[YOUR INSTRUCTIONS]
Nothing in the data should change when you return it, but leave the pictures out.

[SUPPLIED ENTRIES]
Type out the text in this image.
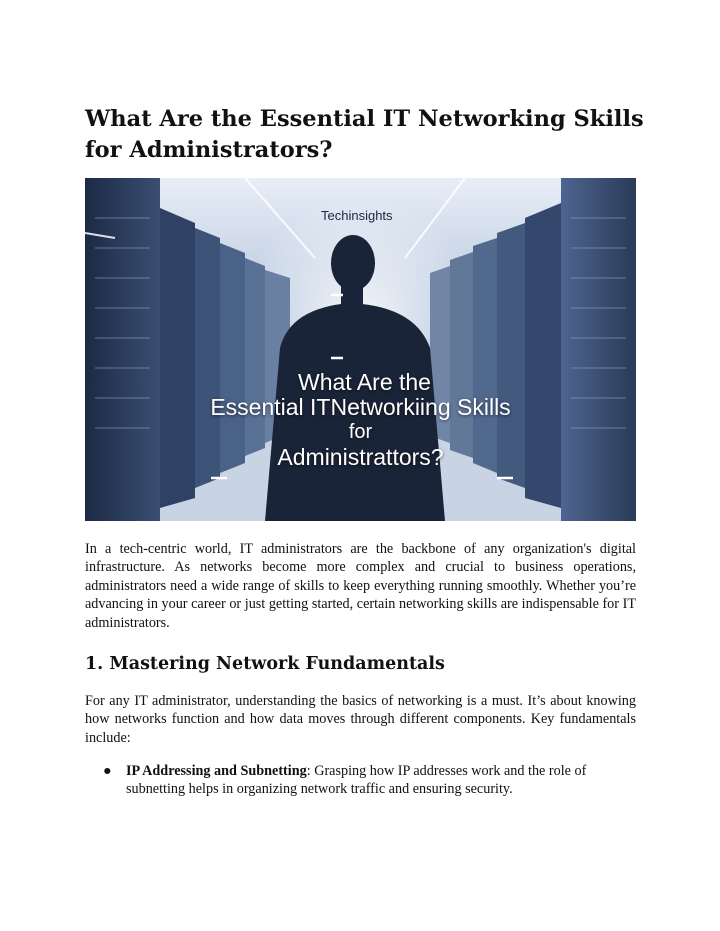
What Are the Essential IT Networking Skills for Administrators?
Techinsights
What Are the
Essential ITNetworkiing Skills
for
Administrattors?

In a tech-centric world, IT administrators are the backbone of any organization's digital infrastructure. As networks become more complex and crucial to business operations, administrators need a wide range of skills to keep everything running smoothly. Whether you’re advancing in your career or just getting started, certain networking skills are indispensable for IT administrators.

1. Mastering Network Fundamentals

For any IT administrator, understanding the basics of networking is a must. It’s about knowing how networks function and how data moves through different components. Key fundamentals include:

● IP Addressing and Subnetting: Grasping how IP addresses work and the role of subnetting helps in organizing network traffic and ensuring security.
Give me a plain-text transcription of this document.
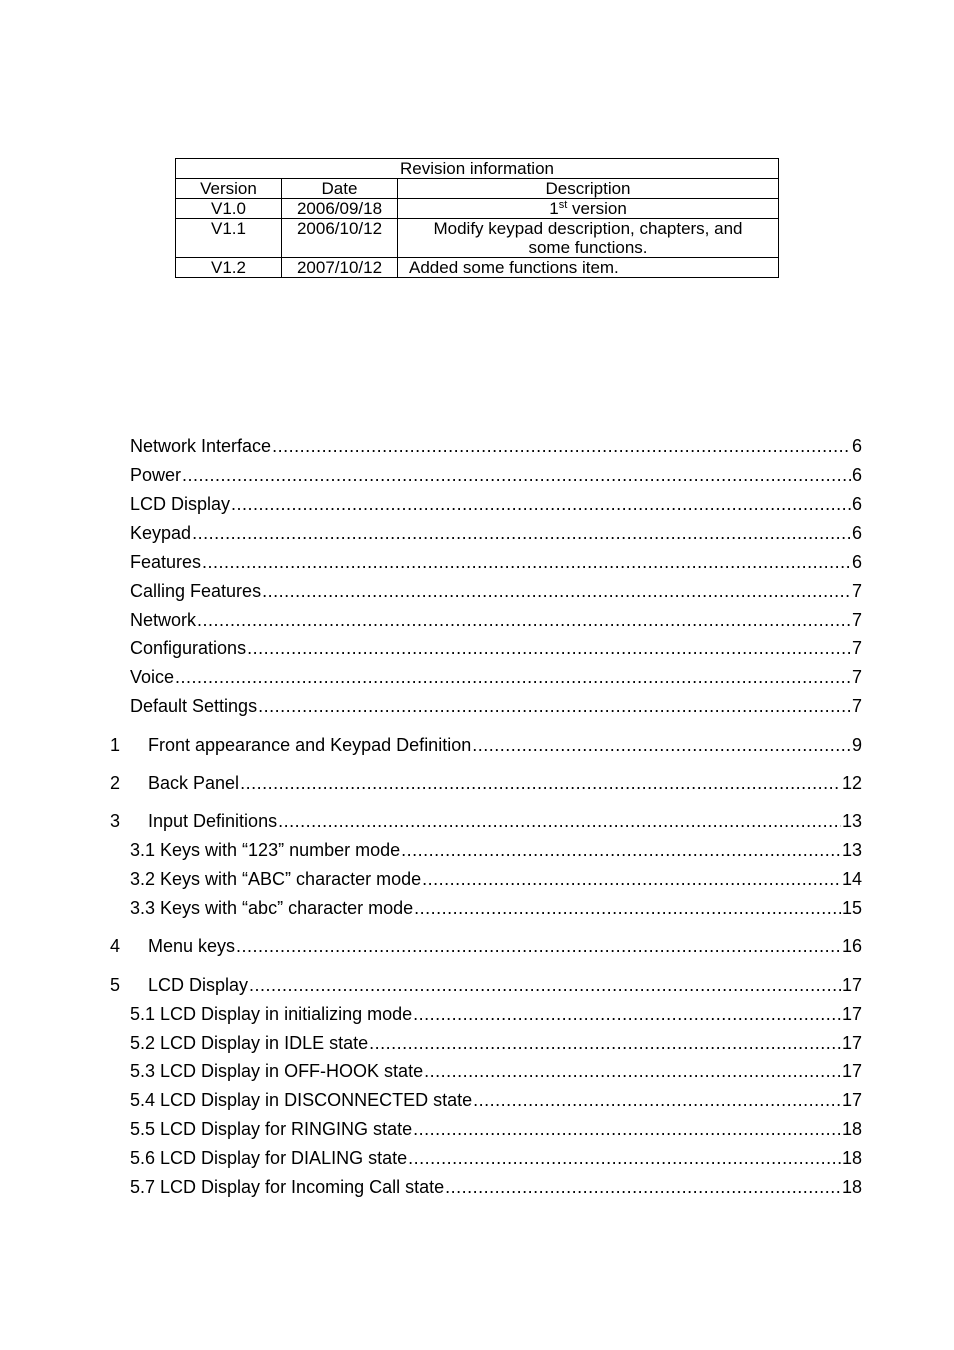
Revision information		
Version	Date	Description
V1.0	2006/09/18	1st version
V1.1	2006/10/12	Modify keypad description, chapters, and
some functions.
V1.2	2007/10/12	Added some functions item.
Network Interface .....	6
Power .....	6
LCD Display .....	6
Keypad .....	6
Features .....	6
Calling Features .....	7
Network .....	7
Configurations .....	7
Voice .....	7
Default Settings .....	7
1	Front appearance and Keypad Definition .....	9
2	Back Panel .....	12
3	Input Definitions .....	13
3.1 Keys with “123” number mode .....	13
3.2 Keys with “ABC” character mode .....	14
3.3 Keys with “abc” character mode .....	15
4	Menu keys .....	16
5	LCD Display .....	17
5.1 LCD Display in initializing mode .....	17
5.2 LCD Display in IDLE state .....	17
5.3 LCD Display in OFF-HOOK state .....	17
5.4 LCD Display in DISCONNECTED state .....	17
5.5 LCD Display for RINGING state .....	18
5.6 LCD Display for DIALING state .....	18
5.7 LCD Display for Incoming Call state .....	18
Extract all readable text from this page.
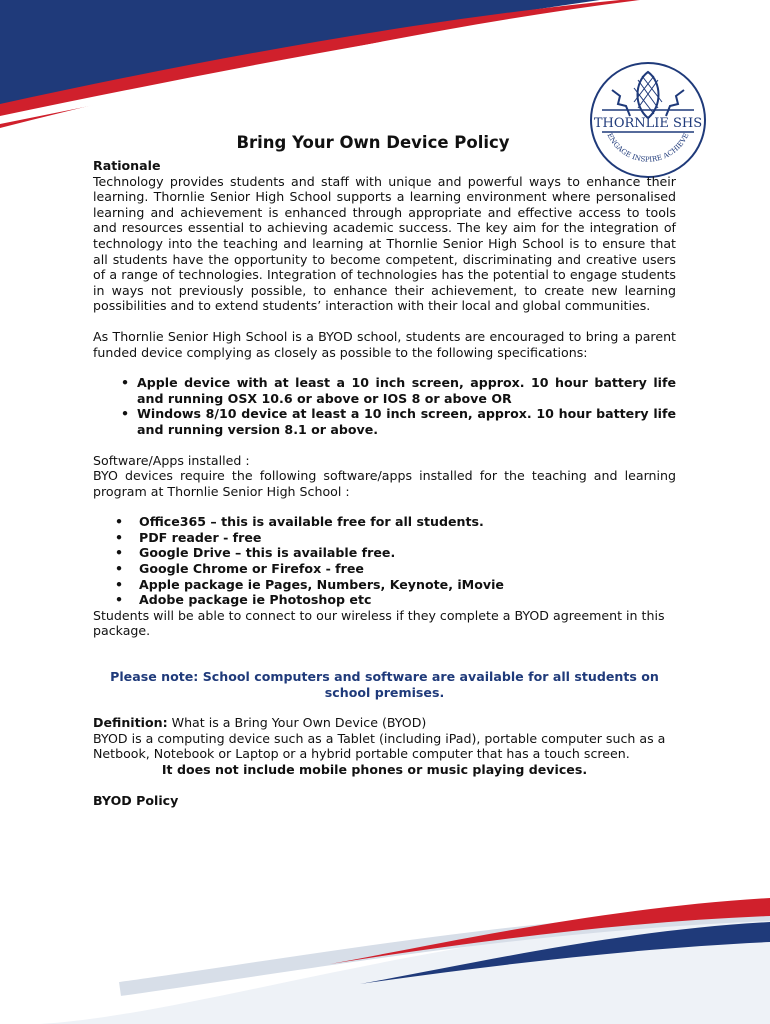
THORNLIE SHS
ENGAGE INSPIRE ACHIEVE
Bring Your Own Device Policy
Rationale

Technology provides students and staff with unique and powerful ways to enhance their learning. Thornlie Senior High School supports a learning environment where personalised learning and achievement is enhanced through appropriate and effective access to tools and resources essential to achieving academic success. The key aim for the integration of technology into the teaching and learning at Thornlie Senior High School is to ensure that all students have the opportunity to become competent, discriminating and creative users of a range of technologies. Integration of technologies has the potential to engage students in ways not previously possible, to enhance their achievement, to create new learning possibilities and to extend students’ interaction with their local and global communities.

As Thornlie Senior High School is a BYOD school, students are encouraged to bring a parent funded device complying as closely as possible to the following specifications:

• Apple device with at least a 10 inch screen, approx. 10 hour battery life and running OSX 10.6 or above or IOS 8 or above OR
• Windows 8/10 device at least a 10 inch screen, approx. 10 hour battery life and running version 8.1 or above.
Software/Apps installed :

BYO devices require the following software/apps installed for the teaching and learning program at Thornlie Senior High School :

• Office365 – this is available free for all students.
• PDF reader - free
• Google Drive – this is available free.
• Google Chrome or Firefox - free
• Apple package ie Pages, Numbers, Keynote, iMovie
• Adobe package ie Photoshop etc

Students will be able to connect to our wireless if they complete a BYOD agreement in this package.

Please note: School computers and software are available for all students on school premises.

Definition: What is a Bring Your Own Device (BYOD)

BYOD is a computing device such as a Tablet (including iPad), portable computer such as a Netbook, Notebook or Laptop or a hybrid portable computer that has a touch screen.

It does not include mobile phones or music playing devices.

BYOD Policy
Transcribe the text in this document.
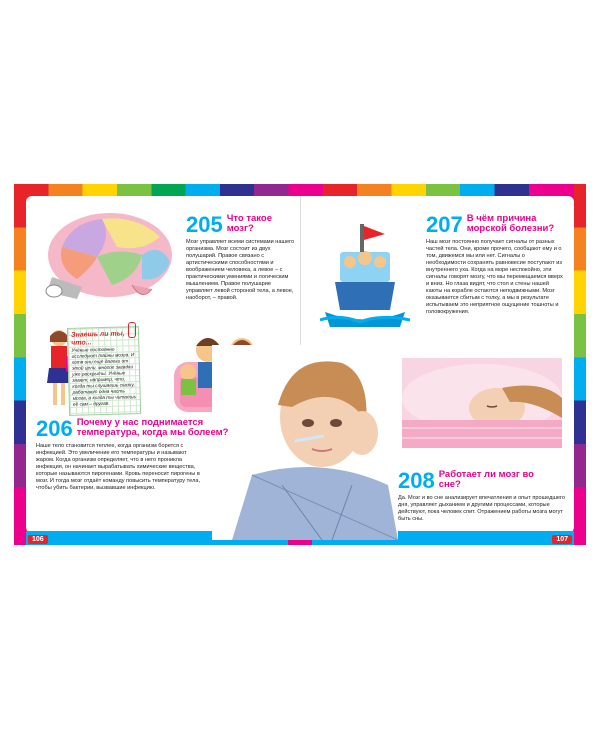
106	107
205 Что такое мозг?
Мозг управляет всеми системами нашего организма. Мозг состоит из двух полушарий. Правое связано с артистическими способностями и воображением человека, а левое – с практическими умениями и логическим мышлением. Правое полушарие управляет левой стороной тела, а левое, наоборот, – правой.
207 В чём причина морской болезни?
Наш мозг постоянно получает сигналы от разных частей тела. Они, кроме прочего, сообщают ему и о том, движемся мы или нет. Сигналы о необходимости сохранять равновесие поступают из внутреннего уха. Когда на море неспокойно, эти сигналы говорят мозгу, что мы перемещаемся вверх и вниз. Но глаза видят, что стол и стены нашей каюты на корабле остаются неподвижными. Мозг оказывается сбитым с толку, а мы в результате испытываем это неприятное ощущение тошноты и головокружения.
Знаешь ли ты, что...
Учёные постоянно исследуют тайны мозга. И хотя они ещё далеки от этой цели, многое загадки уже раскрыты. Учёные знают, например, что, когда ты слушаешь сказку, работают одна часть мозга, а когда ты читаешь её сам – другая.
206 Почему у нас поднимается температура, когда мы болеем?
Наше тело становится теплее, когда организм борется с инфекцией. Это увеличение его температуры и называют жаром. Когда организм определяет, что в него проникла инфекция, он начинает вырабатывать химические вещества, которые называются пирогенами. Кровь переносит пирогены в мозг. И тогда мозг отдаёт команду повысить температуру тела, чтобы убить бактерии, вызвавшие инфекцию.	208 Работает ли мозг во сне?
Да. Мозг и во сне анализирует впечатления и опыт прошедшего дня, управляет дыханием и другими процессами, которые действуют, пока человек спит. Отражением работы мозга могут быть сны.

[RESULT BELOW]
Type out the text in this image.
What Are the Essential IT Networking Skills for Administrators?
Techinsights
What Are the
Essential ITNetworkiing Skills
for
Administrattors?

In a tech-centric world, IT administrators are the backbone of any organization's digital infrastructure. As networks become more complex and crucial to business operations, administrators need a wide range of skills to keep everything running smoothly. Whether you’re advancing in your career or just getting started, certain networking skills are indispensable for IT administrators.

1. Mastering Network Fundamentals

For any IT administrator, understanding the basics of networking is a must. It’s about knowing how networks function and how data moves through different components. Key fundamentals include:

● IP Addressing and Subnetting: Grasping how IP addresses work and the role of subnetting helps in organizing network traffic and ensuring security.
Give me a plain-text transcription of this document.
Revision information		
Version	Date	Description
V1.0	2006/09/18	1st version
V1.1	2006/10/12	Modify keypad description, chapters, and
some functions.
V1.2	2007/10/12	Added some functions item.
Network Interface .....	6
Power .....	6
LCD Display .....	6
Keypad .....	6
Features .....	6
Calling Features .....	7
Network .....	7
Configurations .....	7
Voice .....	7
Default Settings .....	7
1	Front appearance and Keypad Definition .....	9
2	Back Panel .....	12
3	Input Definitions .....	13
3.1 Keys with “123” number mode .....	13
3.2 Keys with “ABC” character mode .....	14
3.3 Keys with “abc” character mode .....	15
4	Menu keys .....	16
5	LCD Display .....	17
5.1 LCD Display in initializing mode .....	17
5.2 LCD Display in IDLE state .....	17
5.3 LCD Display in OFF-HOOK state .....	17
5.4 LCD Display in DISCONNECTED state .....	17
5.5 LCD Display for RINGING state .....	18
5.6 LCD Display for DIALING state .....	18
5.7 LCD Display for Incoming Call state .....	18
Extract all readable text from this page.
THORNLIE SHS
ENGAGE INSPIRE ACHIEVE
Bring Your Own Device Policy
Rationale

Technology provides students and staff with unique and powerful ways to enhance their learning. Thornlie Senior High School supports a learning environment where personalised learning and achievement is enhanced through appropriate and effective access to tools and resources essential to achieving academic success. The key aim for the integration of technology into the teaching and learning at Thornlie Senior High School is to ensure that all students have the opportunity to become competent, discriminating and creative users of a range of technologies. Integration of technologies has the potential to engage students in ways not previously possible, to enhance their achievement, to create new learning possibilities and to extend students’ interaction with their local and global communities.

As Thornlie Senior High School is a BYOD school, students are encouraged to bring a parent funded device complying as closely as possible to the following specifications:

• Apple device with at least a 10 inch screen, approx. 10 hour battery life and running OSX 10.6 or above or IOS 8 or above OR
• Windows 8/10 device at least a 10 inch screen, approx. 10 hour battery life and running version 8.1 or above.
Software/Apps installed :

BYO devices require the following software/apps installed for the teaching and learning program at Thornlie Senior High School :

• Office365 – this is available free for all students.
• PDF reader - free
• Google Drive – this is available free.
• Google Chrome or Firefox - free
• Apple package ie Pages, Numbers, Keynote, iMovie
• Adobe package ie Photoshop etc

Students will be able to connect to our wireless if they complete a BYOD agreement in this package.

Please note: School computers and software are available for all students on school premises.

Definition: What is a Bring Your Own Device (BYOD)

BYOD is a computing device such as a Tablet (including iPad), portable computer such as a Netbook, Notebook or Laptop or a hybrid portable computer that has a touch screen.

It does not include mobile phones or music playing devices.

BYOD Policy
Transcribe the text in this document.
106	107
205 Что такое мозг?
Мозг управляет всеми системами нашего организма. Мозг состоит из двух полушарий. Правое связано с артистическими способностями и воображением человека, а левое – с практическими умениями и логическим мышлением. Правое полушарие управляет левой стороной тела, а левое, наоборот, – правой.
207 В чём причина морской болезни?
Наш мозг постоянно получает сигналы от разных частей тела. Они, кроме прочего, сообщают ему и о том, движемся мы или нет. Сигналы о необходимости сохранять равновесие поступают из внутреннего уха. Когда на море неспокойно, эти сигналы говорят мозгу, что мы перемещаемся вверх и вниз. Но глаза видят, что стол и стены нашей каюты на корабле остаются неподвижными. Мозг оказывается сбитым с толку, а мы в результате испытываем это неприятное ощущение тошноты и головокружения.
Знаешь ли ты, что...
Учёные постоянно исследуют тайны мозга. И хотя они ещё далеки от этой цели, многое загадки уже раскрыты. Учёные знают, например, что, когда ты слушаешь сказку, работают одна часть мозга, а когда ты читаешь её сам – другая.
206 Почему у нас поднимается температура, когда мы болеем?
Наше тело становится теплее, когда организм борется с инфекцией. Это увеличение его температуры и называют жаром. Когда организм определяет, что в него проникла инфекция, он начинает вырабатывать химические вещества, которые называются пирогенами. Кровь переносит пирогены в мозг. И тогда мозг отдаёт команду повысить температуру тела, чтобы убить бактерии, вызвавшие инфекцию.	208 Работает ли мозг во сне?
Да. Мозг и во сне анализирует впечатления и опыт прошедшего дня, управляет дыханием и другими процессами, которые действуют, пока человек спит. Отражением работы мозга могут быть сны.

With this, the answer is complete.